** Instructions for the task **
Write out every line of the material exactly as it appears.

** Dataset content **
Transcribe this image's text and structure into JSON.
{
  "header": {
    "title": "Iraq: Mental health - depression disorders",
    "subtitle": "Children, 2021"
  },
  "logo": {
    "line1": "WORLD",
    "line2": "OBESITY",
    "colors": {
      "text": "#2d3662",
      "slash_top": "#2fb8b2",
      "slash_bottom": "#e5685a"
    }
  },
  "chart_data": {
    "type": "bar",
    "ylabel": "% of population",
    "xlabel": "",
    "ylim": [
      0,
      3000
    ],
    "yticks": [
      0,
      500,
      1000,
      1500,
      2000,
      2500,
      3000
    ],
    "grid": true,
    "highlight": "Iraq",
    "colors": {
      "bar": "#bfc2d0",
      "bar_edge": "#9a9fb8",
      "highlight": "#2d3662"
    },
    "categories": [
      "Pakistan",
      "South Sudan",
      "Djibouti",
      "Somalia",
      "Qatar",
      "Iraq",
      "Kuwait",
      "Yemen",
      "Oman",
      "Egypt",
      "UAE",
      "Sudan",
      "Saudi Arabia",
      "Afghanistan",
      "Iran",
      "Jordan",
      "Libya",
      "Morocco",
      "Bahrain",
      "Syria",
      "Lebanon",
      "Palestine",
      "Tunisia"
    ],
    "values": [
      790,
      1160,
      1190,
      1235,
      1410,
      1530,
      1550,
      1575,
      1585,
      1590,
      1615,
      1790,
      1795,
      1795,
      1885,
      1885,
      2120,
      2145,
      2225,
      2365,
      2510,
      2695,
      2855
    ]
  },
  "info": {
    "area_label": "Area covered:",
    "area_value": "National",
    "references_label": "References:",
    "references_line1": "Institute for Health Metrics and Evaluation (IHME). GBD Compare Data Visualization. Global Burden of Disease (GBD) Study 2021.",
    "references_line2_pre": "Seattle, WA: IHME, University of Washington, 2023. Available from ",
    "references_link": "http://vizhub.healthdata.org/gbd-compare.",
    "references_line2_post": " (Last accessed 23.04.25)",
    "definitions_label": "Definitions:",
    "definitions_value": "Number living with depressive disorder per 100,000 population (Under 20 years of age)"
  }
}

** Result of the task **
Transcribe this image's text and structure into JSON.
{
  "header": {
    "title": "Iraq: Mental health - depression disorders",
    "subtitle": "Children, 2021"
  },
  "logo": {
    "line1": "WORLD",
    "line2": "OBESITY",
    "colors": {
      "text": "#2d3662",
      "slash_top": "#2fb8b2",
      "slash_bottom": "#e5685a"
    }
  },
  "chart_data": {
    "type": "bar",
    "ylabel": "% of population",
    "xlabel": "",
    "ylim": [
      0,
      3000
    ],
    "yticks": [
      0,
      500,
      1000,
      1500,
      2000,
      2500,
      3000
    ],
    "grid": true,
    "highlight": "Iraq",
    "colors": {
      "bar": "#bfc2d0",
      "bar_edge": "#9a9fb8",
      "highlight": "#2d3662"
    },
    "categories": [
      "Pakistan",
      "South Sudan",
      "Djibouti",
      "Somalia",
      "Qatar",
      "Iraq",
      "Kuwait",
      "Yemen",
      "Oman",
      "Egypt",
      "UAE",
      "Sudan",
      "Saudi Arabia",
      "Afghanistan",
      "Iran",
      "Jordan",
      "Libya",
      "Morocco",
      "Bahrain",
      "Syria",
      "Lebanon",
      "Palestine",
      "Tunisia"
    ],
    "values": [
      790,
      1160,
      1190,
      1235,
      1410,
      1530,
      1550,
      1575,
      1585,
      1590,
      1615,
      1790,
      1795,
      1795,
      1885,
      1885,
      2120,
      2145,
      2225,
      2365,
      2510,
      2695,
      2855
    ]
  },
  "info": {
    "area_label": "Area covered:",
    "area_value": "National",
    "references_label": "References:",
    "references_line1": "Institute for Health Metrics and Evaluation (IHME). GBD Compare Data Visualization. Global Burden of Disease (GBD) Study 2021.",
    "references_line2_pre": "Seattle, WA: IHME, University of Washington, 2023. Available from ",
    "references_link": "http://vizhub.healthdata.org/gbd-compare.",
    "references_line2_post": " (Last accessed 23.04.25)",
    "definitions_label": "Definitions:",
    "definitions_value": "Number living with depressive disorder per 100,000 population (Under 20 years of age)"
  }
}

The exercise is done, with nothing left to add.